=== The input ===

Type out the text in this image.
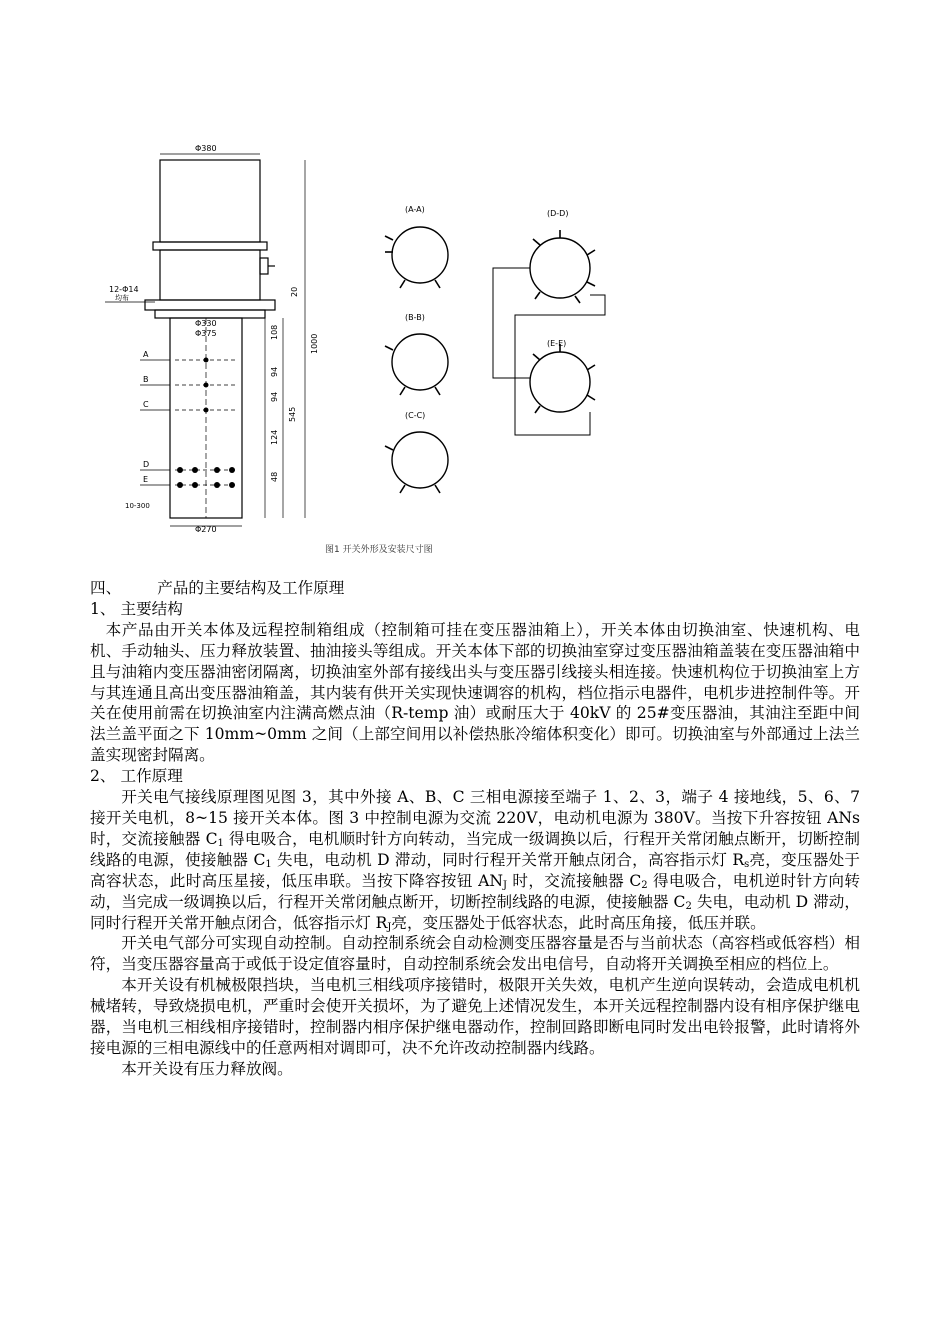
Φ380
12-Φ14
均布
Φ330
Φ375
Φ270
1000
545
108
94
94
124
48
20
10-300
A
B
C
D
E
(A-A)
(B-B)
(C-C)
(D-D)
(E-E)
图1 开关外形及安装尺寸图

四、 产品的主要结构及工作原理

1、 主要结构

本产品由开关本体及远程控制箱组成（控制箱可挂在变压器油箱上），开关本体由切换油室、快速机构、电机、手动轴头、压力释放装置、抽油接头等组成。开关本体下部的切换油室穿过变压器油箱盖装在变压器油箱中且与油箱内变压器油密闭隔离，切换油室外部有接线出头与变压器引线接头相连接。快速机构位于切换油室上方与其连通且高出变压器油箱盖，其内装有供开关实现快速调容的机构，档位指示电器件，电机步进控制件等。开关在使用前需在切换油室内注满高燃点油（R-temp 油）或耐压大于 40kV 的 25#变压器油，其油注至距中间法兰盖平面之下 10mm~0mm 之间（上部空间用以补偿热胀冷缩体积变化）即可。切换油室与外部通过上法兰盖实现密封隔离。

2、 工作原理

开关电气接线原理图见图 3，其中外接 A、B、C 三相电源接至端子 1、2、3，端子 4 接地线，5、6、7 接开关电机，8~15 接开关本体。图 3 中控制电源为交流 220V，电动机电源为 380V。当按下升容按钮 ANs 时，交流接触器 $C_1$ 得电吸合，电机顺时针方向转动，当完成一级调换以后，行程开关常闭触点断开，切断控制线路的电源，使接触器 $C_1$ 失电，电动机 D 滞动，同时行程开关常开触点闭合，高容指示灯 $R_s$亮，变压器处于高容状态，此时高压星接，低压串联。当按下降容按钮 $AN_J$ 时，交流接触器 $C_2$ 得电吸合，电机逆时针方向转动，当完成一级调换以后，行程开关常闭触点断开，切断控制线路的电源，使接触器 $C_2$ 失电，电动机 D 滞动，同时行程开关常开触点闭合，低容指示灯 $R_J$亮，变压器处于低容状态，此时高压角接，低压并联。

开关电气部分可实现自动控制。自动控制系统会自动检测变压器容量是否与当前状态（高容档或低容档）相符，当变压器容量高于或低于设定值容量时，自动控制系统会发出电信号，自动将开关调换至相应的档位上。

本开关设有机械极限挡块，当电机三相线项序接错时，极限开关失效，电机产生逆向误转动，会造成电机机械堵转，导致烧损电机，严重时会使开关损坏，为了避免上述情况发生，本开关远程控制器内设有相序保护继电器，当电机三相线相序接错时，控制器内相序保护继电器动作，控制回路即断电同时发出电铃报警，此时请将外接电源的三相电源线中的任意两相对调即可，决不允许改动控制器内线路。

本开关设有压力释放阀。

===

Print the full listing exactly, dropping the pictures.

[Written answer]
Type out the text in this image.
Φ380
12-Φ14
均布
Φ330
Φ375
Φ270
1000
545
108
94
94
124
48
20
10-300
A
B
C
D
E
(A-A)
(B-B)
(C-C)
(D-D)
(E-E)
图1 开关外形及安装尺寸图

四、 产品的主要结构及工作原理

1、 主要结构

本产品由开关本体及远程控制箱组成（控制箱可挂在变压器油箱上），开关本体由切换油室、快速机构、电机、手动轴头、压力释放装置、抽油接头等组成。开关本体下部的切换油室穿过变压器油箱盖装在变压器油箱中且与油箱内变压器油密闭隔离，切换油室外部有接线出头与变压器引线接头相连接。快速机构位于切换油室上方与其连通且高出变压器油箱盖，其内装有供开关实现快速调容的机构，档位指示电器件，电机步进控制件等。开关在使用前需在切换油室内注满高燃点油（R-temp 油）或耐压大于 40kV 的 25#变压器油，其油注至距中间法兰盖平面之下 10mm~0mm 之间（上部空间用以补偿热胀冷缩体积变化）即可。切换油室与外部通过上法兰盖实现密封隔离。

2、 工作原理

开关电气接线原理图见图 3，其中外接 A、B、C 三相电源接至端子 1、2、3，端子 4 接地线，5、6、7 接开关电机，8~15 接开关本体。图 3 中控制电源为交流 220V，电动机电源为 380V。当按下升容按钮 ANs 时，交流接触器 $C_1$ 得电吸合，电机顺时针方向转动，当完成一级调换以后，行程开关常闭触点断开，切断控制线路的电源，使接触器 $C_1$ 失电，电动机 D 滞动，同时行程开关常开触点闭合，高容指示灯 $R_s$亮，变压器处于高容状态，此时高压星接，低压串联。当按下降容按钮 $AN_J$ 时，交流接触器 $C_2$ 得电吸合，电机逆时针方向转动，当完成一级调换以后，行程开关常闭触点断开，切断控制线路的电源，使接触器 $C_2$ 失电，电动机 D 滞动，同时行程开关常开触点闭合，低容指示灯 $R_J$亮，变压器处于低容状态，此时高压角接，低压并联。

开关电气部分可实现自动控制。自动控制系统会自动检测变压器容量是否与当前状态（高容档或低容档）相符，当变压器容量高于或低于设定值容量时，自动控制系统会发出电信号，自动将开关调换至相应的档位上。

本开关设有机械极限挡块，当电机三相线项序接错时，极限开关失效，电机产生逆向误转动，会造成电机机械堵转，导致烧损电机，严重时会使开关损坏，为了避免上述情况发生，本开关远程控制器内设有相序保护继电器，当电机三相线相序接错时，控制器内相序保护继电器动作，控制回路即断电同时发出电铃报警，此时请将外接电源的三相电源线中的任意两相对调即可，决不允许改动控制器内线路。

本开关设有压力释放阀。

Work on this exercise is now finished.